Data excerpts
----------
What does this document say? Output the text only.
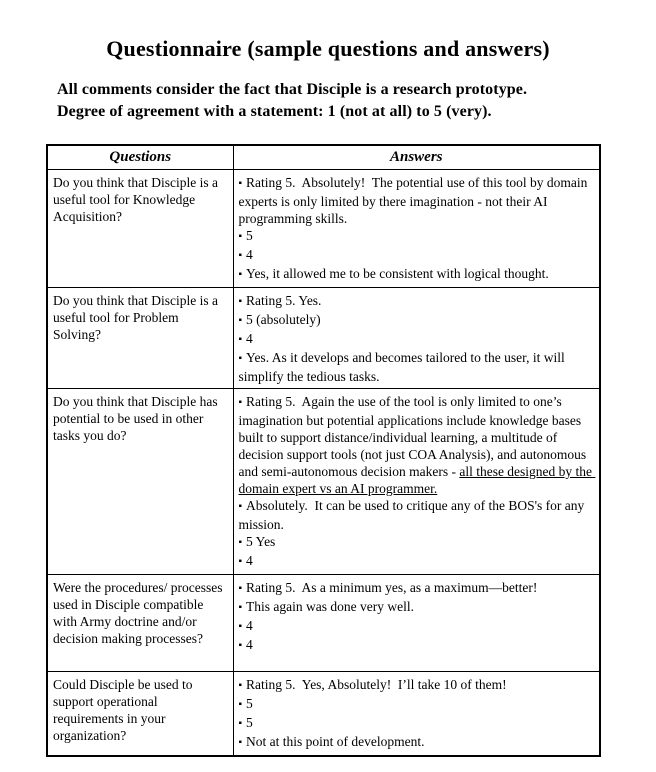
Questionnaire (sample questions and answers)
All comments consider the fact that Disciple is a research prototype.
Degree of agreement with a statement: 1 (not at all) to 5 (very).
Questions	Answers
Do you think that Disciple is a useful tool for Knowledge Acquisition?	▪ Rating 5.  Absolutely!  The potential use of this tool by domain experts is only limited by there imagination - not their AI programming skills.
▪ 5
▪ 4
▪ Yes, it allowed me to be consistent with logical thought.

Do you think that Disciple is a useful tool for Problem Solving?	▪ Rating 5. Yes.
▪ 5 (absolutely)
▪ 4
▪ Yes. As it develops and becomes tailored to the user, it will simplify the tedious tasks.

Do you think that Disciple has potential to be used in other tasks you do?	▪ Rating 5.  Again the use of the tool is only limited to one’s imagination but potential applications include knowledge bases built to support distance/individual learning, a multitude of decision support tools (not just COA Analysis), and autonomous and semi-autonomous decision makers - all these designed by the domain expert vs an AI programmer.
▪ Absolutely.  It can be used to critique any of the BOS's for any mission.
▪ 5 Yes
▪ 4

Were the procedures/ processes used in Disciple compatible with Army doctrine and/or decision making processes?	▪ Rating 5.  As a minimum yes, as a maximum—better!
▪ This again was done very well.
▪ 4
▪ 4

Could Disciple be used to support operational requirements in your organization?	▪ Rating 5.  Yes, Absolutely!  I’ll take 10 of them!
▪ 5
▪ 5
▪ Not at this point of development.
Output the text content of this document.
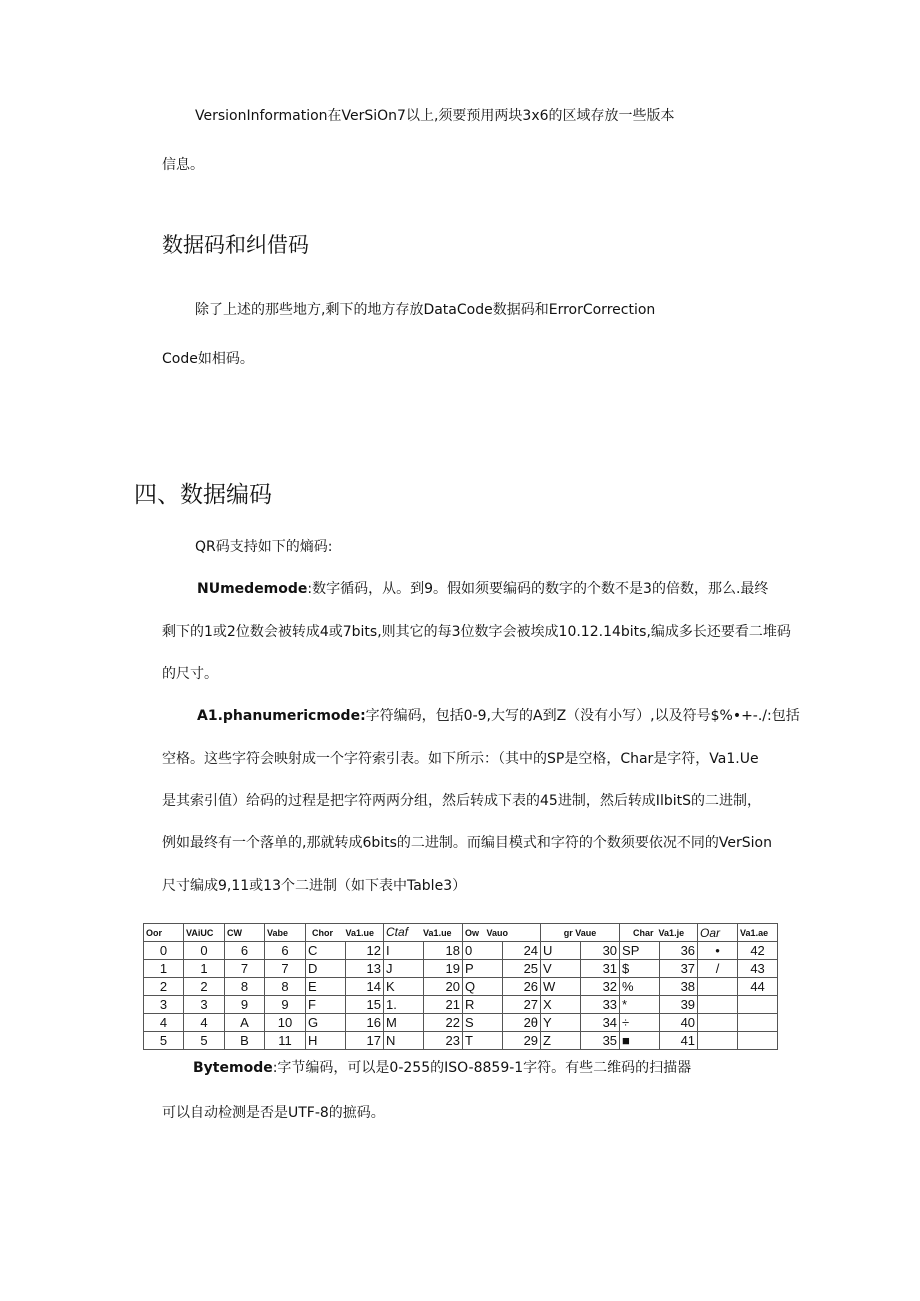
VersionInformation在VerSiOn7以上,须要预用两块3x6的区域存放一些版本
信息。
数据码和纠借码
除了上述的那些地方,剩下的地方存放DataCode数据码和ErrorCorrection
Code如相码。
四、数据编码
QR码支持如下的熵码:
NUmedemode:数字循码，从。到9。假如须要编码的数字的个数不是3的倍数，那么.最终
剩下的1或2位数会被转成4或7bits,则其它的每3位数字会被埃成10.12.14bits,编成多长还要看二堆码
的尺寸。
A1.phanumericmode:字符编码，包括0-9,大写的A到Z（没有小写）,以及符号$%•+-./:包括
空格。这些字符会映射成一个字符索引表。如下所示：（其中的SP是空格，Char是字符，Va1.Ue
是其索引值）给码的过程是把字符两两分组，然后转成下表的45进制，然后转成IlbitS的二进制，
例如最终有一个落单的,那就转成6bits的二进制。而编目模式和字符的个数须要依况不同的VerSion
尺寸编成9,11或13个二进制（如下表中Table3）
Oor	VAiUC	CW	Vabe	Chor Va1.ue		Ctaf Va1.ue		Ow Vauo		gr Vaue		Char Va1.je		Oar	Va1.ae
0	0	6	6	C	12	I	18	0	24	U	30	SP	36	•	42
1	1	7	7	D	13	J	19	P	25	V	31	$	37	/	43
2	2	8	8	E	14	K	20	Q	26	W	32	%	38		44
3	3	9	9	F	15	1.	21	R	27	X	33	*	39		
4	4	A	10	G	16	M	22	S	2θ	Y	34	÷	40		
5	5	B	11	H	17	N	23	T	29	Z	35	■	41		
Bytemode:字节编码，可以是0-255的ISO-8859-1字符。有些二维码的扫描器
可以自动检测是否是UTF-8的摭码。
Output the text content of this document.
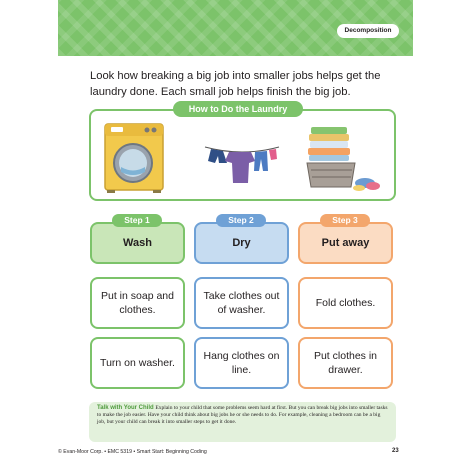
Decomposition
Look how breaking a big job into smaller jobs helps get the laundry done. Each small job helps finish the big job.
How to Do the Laundry
Wash
Step 1
Put in soap and clothes.
Turn on washer.
Dry
Step 2
Take clothes out of washer.
Hang clothes on line.
Put away
Step 3
Fold clothes.
Put clothes in drawer.
Talk with Your Child Explain to your child that some problems seem hard at first. But you can break big jobs into smaller tasks to make the job easier. Have your child think about big jobs he or she needs to do. For example, cleaning a bedroom can be a big job, but your child can break it into smaller steps to get it done.
© Evan-Moor Corp. • EMC 5319 • Smart Start: Beginning Coding	23
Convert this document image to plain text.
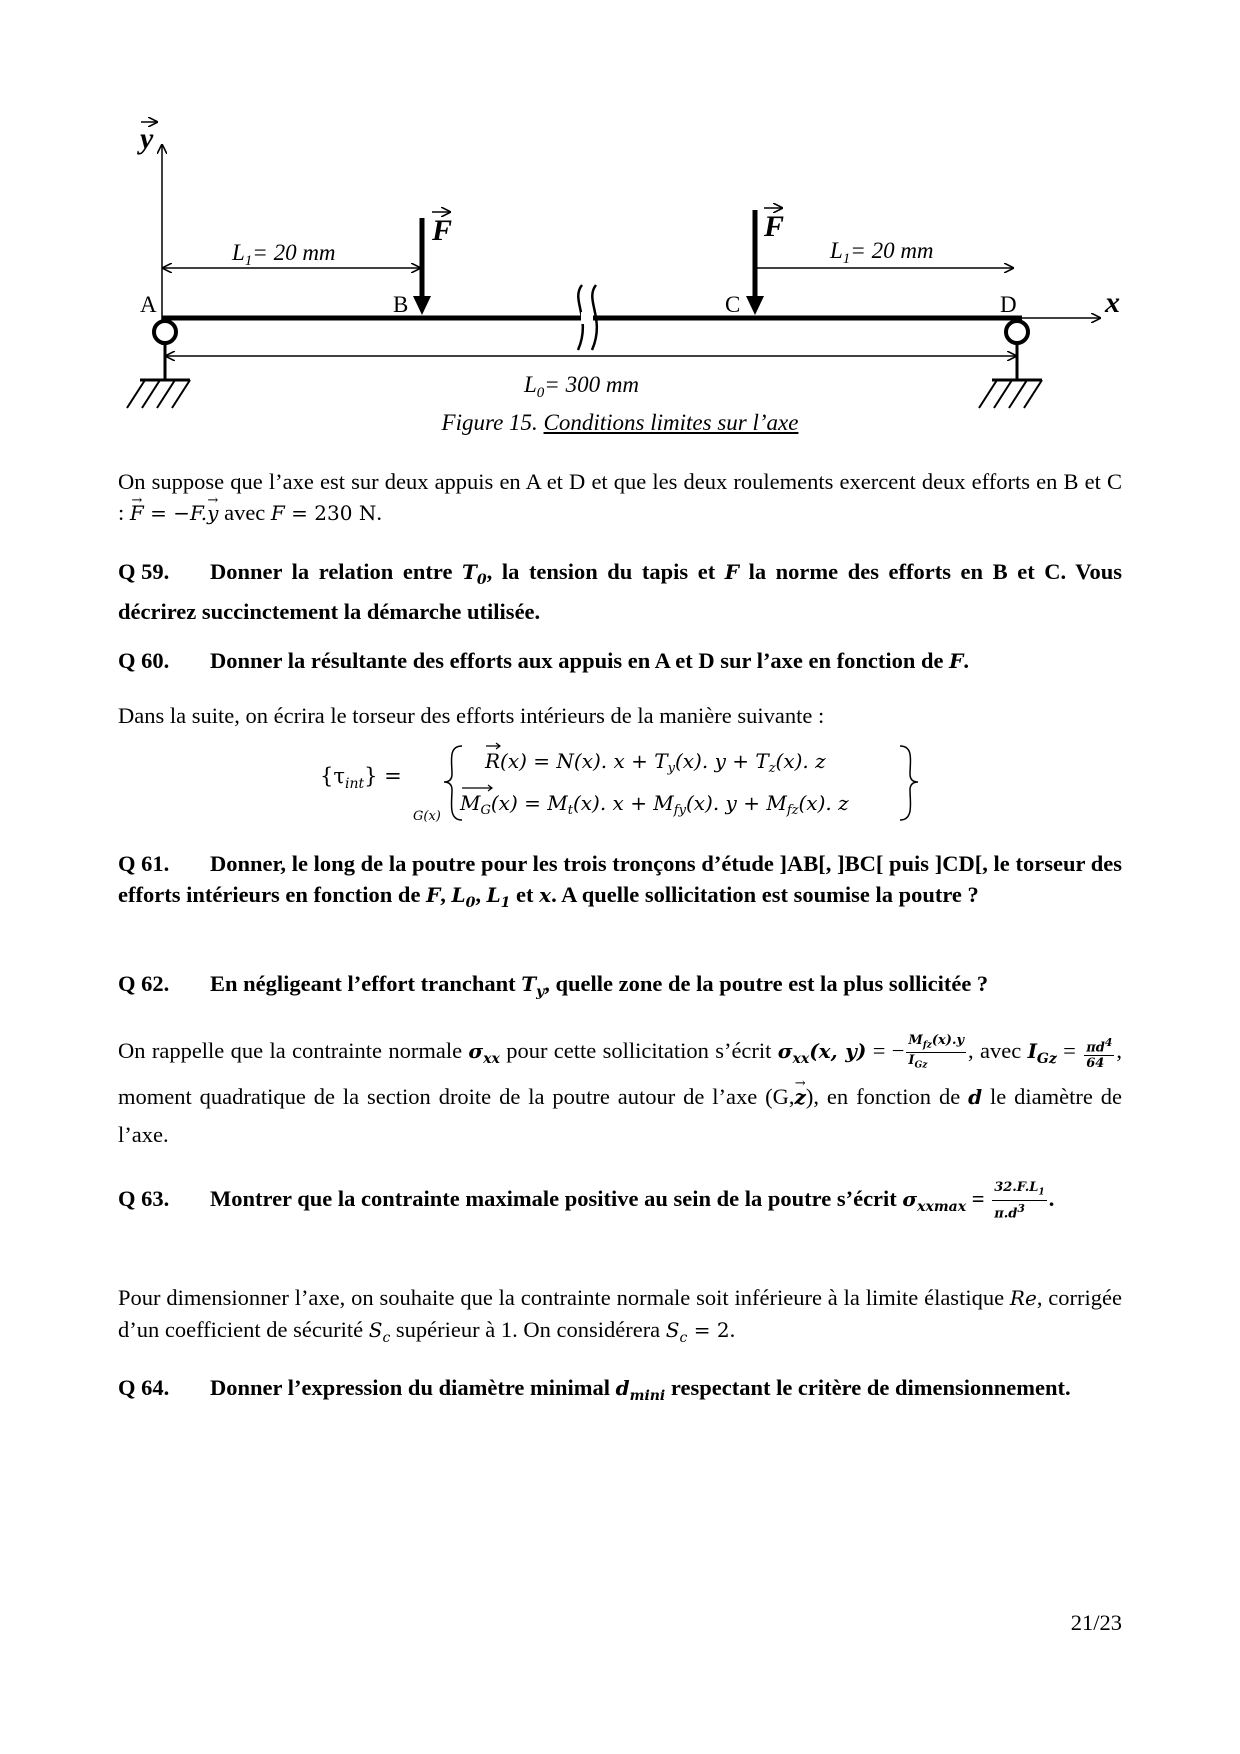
y
x
F	F
A	B	C	D
$L_1= 20$ mm	$L_1= 20$ mm
$L_0= 300$ mm
Figure 15. Conditions limites sur l’axe
On suppose que l’axe est sur deux appuis en A et D et que les deux roulements exercent deux efforts en B et C : → F = −F.→ y avec F = 230 N.
Q 59. Donner la relation entre $T_0$, la tension du tapis et F la norme des efforts en B et C. Vous décrirez succinctement la démarche utilisée.
Q 60. Donner la résultante des efforts aux appuis en A et D sur l’axe en fonction de F.
Dans la suite, on écrira le torseur des efforts intérieurs de la manière suivante :
$\{\tau_{int}\}$ =
G(x)
R(x) = N(x). $x + T_y(x)$. $y + T_z(x)$. z
$M_G(x) = M_t(x)$. $x + M_{fy}(x)$. $y + M_{fz}(x)$. z
Q 61. Donner, le long de la poutre pour les trois tronçons d’étude ]AB[, ]BC[ puis ]CD[, le torseur des efforts intérieurs en fonction de F, $L_0$, $L_1$ et x. A quelle sollicitation est soumise la poutre ?
Q 62. En négligeant l’effort tranchant $T_y$, quelle zone de la poutre est la plus sollicitée ?
On rappelle que la contrainte normale $\sigma_{xx}$ pour cette sollicitation s’écrit $\sigma_{xx}(x$, y) = − $\frac{M_{fz}(x).y}{I_{Gz}}$ , avec $I_{Gz} = \frac{\pi d^4}{64}$ , moment quadratique de la section droite de la poutre autour de l’axe (G,→ z), en fonction de d le diamètre de l’axe.
Q 63. Montrer que la contrainte maximale positive au sein de la poutre s’écrit $\sigma_{xxmax} = \frac{32.F.L_1}{\pi.d^3}$ .
Pour dimensionner l’axe, on souhaite que la contrainte normale soit inférieure à la limite élastique Re, corrigée d’un coefficient de sécurité $S_c$ supérieur à 1. On considérera $S_c = 2$.
Q 64. Donner l’expression du diamètre minimal $d_{mini}$ respectant le critère de dimensionnement.
21/23
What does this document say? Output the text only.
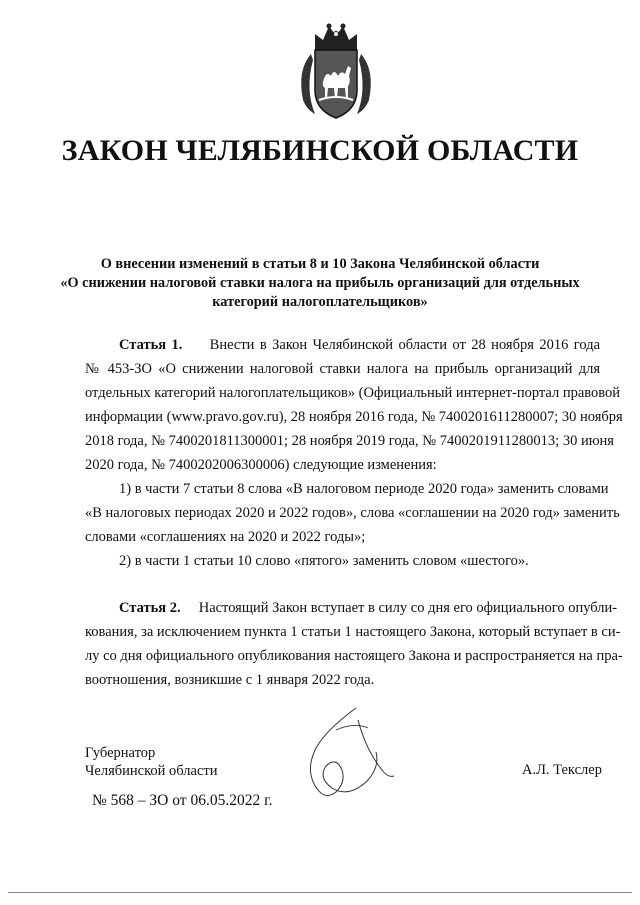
ЗАКОН ЧЕЛЯБИНСКОЙ ОБЛАСТИ
О внесении изменений в статьи 8 и 10 Закона Челябинской области
«О снижении налоговой ставки налога на прибыль организаций для отдельных
категорий налогоплательщиков»
Статья 1. Внести в Закон Челябинской области от 28 ноября 2016 года
№ 453-ЗО «О снижении налоговой ставки налога на прибыль организаций для
отдельных категорий налогоплательщиков» (Официальный интернет-портал правовой
информации (www.pravo.gov.ru), 28 ноября 2016 года, № 7400201611280007; 30 ноября
2018 года, № 7400201811300001; 28 ноября 2019 года, № 7400201911280013; 30 июня
2020 года, № 7400202006300006) следующие изменения:
1) в части 7 статьи 8 слова «В налоговом периоде 2020 года» заменить словами
«В налоговых периодах 2020 и 2022 годов», слова «соглашении на 2020 год» заменить
словами «соглашениях на 2020 и 2022 годы»;
2) в части 1 статьи 10 слово «пятого» заменить словом «шестого».
Статья 2. Настоящий Закон вступает в силу со дня его официального опубли-
кования, за исключением пункта 1 статьи 1 настоящего Закона, который вступает в си-
лу со дня официального опубликования настоящего Закона и распространяется на пра-
воотношения, возникшие с 1 января 2022 года.
Губернатор
Челябинской области	А.Л. Текслер
№ 568 – ЗО от 06.05.2022 г.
----------
__PROBLEM STATEMENT__:
Write out the whole listing exactly, and drop the pictures.

__CORRECT RESULT__:
What does this document say? Output the text only.
Questionnaire (sample questions and answers)
All comments consider the fact that Disciple is a research prototype.
Degree of agreement with a statement: 1 (not at all) to 5 (very).
Questions	Answers
Do you think that Disciple is a useful tool for Knowledge Acquisition?	▪ Rating 5.  Absolutely!  The potential use of this tool by domain experts is only limited by there imagination - not their AI programming skills.
▪ 5
▪ 4
▪ Yes, it allowed me to be consistent with logical thought.

Do you think that Disciple is a useful tool for Problem Solving?	▪ Rating 5. Yes.
▪ 5 (absolutely)
▪ 4
▪ Yes. As it develops and becomes tailored to the user, it will simplify the tedious tasks.

Do you think that Disciple has potential to be used in other tasks you do?	▪ Rating 5.  Again the use of the tool is only limited to one’s imagination but potential applications include knowledge bases built to support distance/individual learning, a multitude of decision support tools (not just COA Analysis), and autonomous and semi-autonomous decision makers - all these designed by the domain expert vs an AI programmer.
▪ Absolutely.  It can be used to critique any of the BOS's for any mission.
▪ 5 Yes
▪ 4

Were the procedures/ processes used in Disciple compatible with Army doctrine and/or decision making processes?	▪ Rating 5.  As a minimum yes, as a maximum—better!
▪ This again was done very well.
▪ 4
▪ 4

Could Disciple be used to support operational requirements in your organization?	▪ Rating 5.  Yes, Absolutely!  I’ll take 10 of them!
▪ 5
▪ 5
▪ Not at this point of development.
Output the text content of this document.
VersionInformation在VerSiOn7以上,须要预用两块3x6的区域存放一些版本
信息。
数据码和纠借码
除了上述的那些地方,剩下的地方存放DataCode数据码和ErrorCorrection
Code如相码。
四、数据编码
QR码支持如下的熵码:
NUmedemode:数字循码，从。到9。假如须要编码的数字的个数不是3的倍数，那么.最终
剩下的1或2位数会被转成4或7bits,则其它的每3位数字会被埃成10.12.14bits,编成多长还要看二堆码
的尺寸。
A1.phanumericmode:字符编码，包括0-9,大写的A到Z（没有小写）,以及符号$%•+-./:包括
空格。这些字符会映射成一个字符索引表。如下所示：（其中的SP是空格，Char是字符，Va1.Ue
是其索引值）给码的过程是把字符两两分组，然后转成下表的45进制，然后转成IlbitS的二进制，
例如最终有一个落单的,那就转成6bits的二进制。而编目模式和字符的个数须要依况不同的VerSion
尺寸编成9,11或13个二进制（如下表中Table3）
Oor	VAiUC	CW	Vabe	Chor Va1.ue		Ctaf Va1.ue		Ow Vauo		gr Vaue		Char Va1.je		Oar	Va1.ae
0	0	6	6	C	12	I	18	0	24	U	30	SP	36	•	42
1	1	7	7	D	13	J	19	P	25	V	31	$	37	/	43
2	2	8	8	E	14	K	20	Q	26	W	32	%	38		44
3	3	9	9	F	15	1.	21	R	27	X	33	*	39		
4	4	A	10	G	16	M	22	S	2θ	Y	34	÷	40		
5	5	B	11	H	17	N	23	T	29	Z	35	■	41		
Bytemode:字节编码，可以是0-255的ISO-8859-1字符。有些二维码的扫描器
可以自动检测是否是UTF-8的摭码。
Output the text content of this document.
Decomposition
Look how breaking a big job into smaller jobs helps get the laundry done. Each small job helps finish the big job.
How to Do the Laundry
Wash
Step 1
Put in soap and clothes.
Turn on washer.
Dry
Step 2
Take clothes out of washer.
Hang clothes on line.
Put away
Step 3
Fold clothes.
Put clothes in drawer.
Talk with Your Child Explain to your child that some problems seem hard at first. But you can break big jobs into smaller tasks to make the job easier. Have your child think about big jobs he or she needs to do. For example, cleaning a bedroom can be a big job, but your child can break it into smaller steps to get it done.
© Evan-Moor Corp. • EMC 5319 • Smart Start: Beginning Coding	23
Convert this document image to plain text.
y
x
F	F
A	B	C	D
$L_1= 20$ mm	$L_1= 20$ mm
$L_0= 300$ mm
Figure 15. Conditions limites sur l’axe
On suppose que l’axe est sur deux appuis en A et D et que les deux roulements exercent deux efforts en B et C : → F = −F.→ y avec F = 230 N.
Q 59. Donner la relation entre $T_0$, la tension du tapis et F la norme des efforts en B et C. Vous décrirez succinctement la démarche utilisée.
Q 60. Donner la résultante des efforts aux appuis en A et D sur l’axe en fonction de F.
Dans la suite, on écrira le torseur des efforts intérieurs de la manière suivante :
$\{\tau_{int}\}$ =
G(x)
R(x) = N(x). $x + T_y(x)$. $y + T_z(x)$. z
$M_G(x) = M_t(x)$. $x + M_{fy}(x)$. $y + M_{fz}(x)$. z
Q 61. Donner, le long de la poutre pour les trois tronçons d’étude ]AB[, ]BC[ puis ]CD[, le torseur des efforts intérieurs en fonction de F, $L_0$, $L_1$ et x. A quelle sollicitation est soumise la poutre ?
Q 62. En négligeant l’effort tranchant $T_y$, quelle zone de la poutre est la plus sollicitée ?
On rappelle que la contrainte normale $\sigma_{xx}$ pour cette sollicitation s’écrit $\sigma_{xx}(x$, y) = − $\frac{M_{fz}(x).y}{I_{Gz}}$ , avec $I_{Gz} = \frac{\pi d^4}{64}$ , moment quadratique de la section droite de la poutre autour de l’axe (G,→ z), en fonction de d le diamètre de l’axe.
Q 63. Montrer que la contrainte maximale positive au sein de la poutre s’écrit $\sigma_{xxmax} = \frac{32.F.L_1}{\pi.d^3}$ .
Pour dimensionner l’axe, on souhaite que la contrainte normale soit inférieure à la limite élastique Re, corrigée d’un coefficient de sécurité $S_c$ supérieur à 1. On considérera $S_c = 2$.
Q 64. Donner l’expression du diamètre minimal $d_{mini}$ respectant le critère de dimensionnement.
21/23
What does this document say? Output the text only.
ЗАКОН ЧЕЛЯБИНСКОЙ ОБЛАСТИ
О внесении изменений в статьи 8 и 10 Закона Челябинской области
«О снижении налоговой ставки налога на прибыль организаций для отдельных
категорий налогоплательщиков»
Статья 1. Внести в Закон Челябинской области от 28 ноября 2016 года
№ 453-ЗО «О снижении налоговой ставки налога на прибыль организаций для
отдельных категорий налогоплательщиков» (Официальный интернет-портал правовой
информации (www.pravo.gov.ru), 28 ноября 2016 года, № 7400201611280007; 30 ноября
2018 года, № 7400201811300001; 28 ноября 2019 года, № 7400201911280013; 30 июня
2020 года, № 7400202006300006) следующие изменения:
1) в части 7 статьи 8 слова «В налоговом периоде 2020 года» заменить словами
«В налоговых периодах 2020 и 2022 годов», слова «соглашении на 2020 год» заменить
словами «соглашениях на 2020 и 2022 годы»;
2) в части 1 статьи 10 слово «пятого» заменить словом «шестого».
Статья 2. Настоящий Закон вступает в силу со дня его официального опубли-
кования, за исключением пункта 1 статьи 1 настоящего Закона, который вступает в си-
лу со дня официального опубликования настоящего Закона и распространяется на пра-
воотношения, возникшие с 1 января 2022 года.
Губернатор
Челябинской области	А.Л. Текслер
№ 568 – ЗО от 06.05.2022 г.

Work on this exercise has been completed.